- **Material for the task**:
......
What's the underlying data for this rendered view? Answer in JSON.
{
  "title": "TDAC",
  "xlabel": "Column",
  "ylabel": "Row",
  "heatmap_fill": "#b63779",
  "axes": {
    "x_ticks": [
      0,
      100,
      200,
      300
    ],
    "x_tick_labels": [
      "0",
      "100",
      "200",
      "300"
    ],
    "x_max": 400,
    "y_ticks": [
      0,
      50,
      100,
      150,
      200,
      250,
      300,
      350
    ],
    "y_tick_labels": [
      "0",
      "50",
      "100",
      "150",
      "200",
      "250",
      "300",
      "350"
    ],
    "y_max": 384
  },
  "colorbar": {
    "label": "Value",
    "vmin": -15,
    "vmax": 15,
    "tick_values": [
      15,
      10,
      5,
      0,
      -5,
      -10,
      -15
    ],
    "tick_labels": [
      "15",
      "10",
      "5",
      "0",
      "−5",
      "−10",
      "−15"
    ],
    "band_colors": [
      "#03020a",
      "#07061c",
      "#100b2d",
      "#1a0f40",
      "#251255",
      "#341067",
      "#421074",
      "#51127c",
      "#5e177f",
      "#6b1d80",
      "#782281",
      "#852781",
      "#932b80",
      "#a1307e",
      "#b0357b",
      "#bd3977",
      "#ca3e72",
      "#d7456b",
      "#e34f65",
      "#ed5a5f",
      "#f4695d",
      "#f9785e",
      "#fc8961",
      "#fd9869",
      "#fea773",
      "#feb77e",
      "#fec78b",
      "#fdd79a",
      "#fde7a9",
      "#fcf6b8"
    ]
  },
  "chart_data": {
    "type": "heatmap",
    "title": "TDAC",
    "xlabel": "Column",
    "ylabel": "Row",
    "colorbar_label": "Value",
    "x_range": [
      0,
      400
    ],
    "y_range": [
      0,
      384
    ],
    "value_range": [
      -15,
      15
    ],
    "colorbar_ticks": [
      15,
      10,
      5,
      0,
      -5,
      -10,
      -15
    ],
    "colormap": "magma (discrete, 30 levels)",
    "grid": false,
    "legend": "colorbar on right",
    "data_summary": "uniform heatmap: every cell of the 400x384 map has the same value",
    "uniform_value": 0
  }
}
......
- **Given request**: All of the entries need to be reproduced exactly; please write them out.

- **Reply**:
What's the underlying data for this rendered view? Answer in JSON.
{
  "title": "TDAC",
  "xlabel": "Column",
  "ylabel": "Row",
  "heatmap_fill": "#b63779",
  "axes": {
    "x_ticks": [
      0,
      100,
      200,
      300
    ],
    "x_tick_labels": [
      "0",
      "100",
      "200",
      "300"
    ],
    "x_max": 400,
    "y_ticks": [
      0,
      50,
      100,
      150,
      200,
      250,
      300,
      350
    ],
    "y_tick_labels": [
      "0",
      "50",
      "100",
      "150",
      "200",
      "250",
      "300",
      "350"
    ],
    "y_max": 384
  },
  "colorbar": {
    "label": "Value",
    "vmin": -15,
    "vmax": 15,
    "tick_values": [
      15,
      10,
      5,
      0,
      -5,
      -10,
      -15
    ],
    "tick_labels": [
      "15",
      "10",
      "5",
      "0",
      "−5",
      "−10",
      "−15"
    ],
    "band_colors": [
      "#03020a",
      "#07061c",
      "#100b2d",
      "#1a0f40",
      "#251255",
      "#341067",
      "#421074",
      "#51127c",
      "#5e177f",
      "#6b1d80",
      "#782281",
      "#852781",
      "#932b80",
      "#a1307e",
      "#b0357b",
      "#bd3977",
      "#ca3e72",
      "#d7456b",
      "#e34f65",
      "#ed5a5f",
      "#f4695d",
      "#f9785e",
      "#fc8961",
      "#fd9869",
      "#fea773",
      "#feb77e",
      "#fec78b",
      "#fdd79a",
      "#fde7a9",
      "#fcf6b8"
    ]
  },
  "chart_data": {
    "type": "heatmap",
    "title": "TDAC",
    "xlabel": "Column",
    "ylabel": "Row",
    "colorbar_label": "Value",
    "x_range": [
      0,
      400
    ],
    "y_range": [
      0,
      384
    ],
    "value_range": [
      -15,
      15
    ],
    "colorbar_ticks": [
      15,
      10,
      5,
      0,
      -5,
      -10,
      -15
    ],
    "colormap": "magma (discrete, 30 levels)",
    "grid": false,
    "legend": "colorbar on right",
    "data_summary": "uniform heatmap: every cell of the 400x384 map has the same value",
    "uniform_value": 0
  }
}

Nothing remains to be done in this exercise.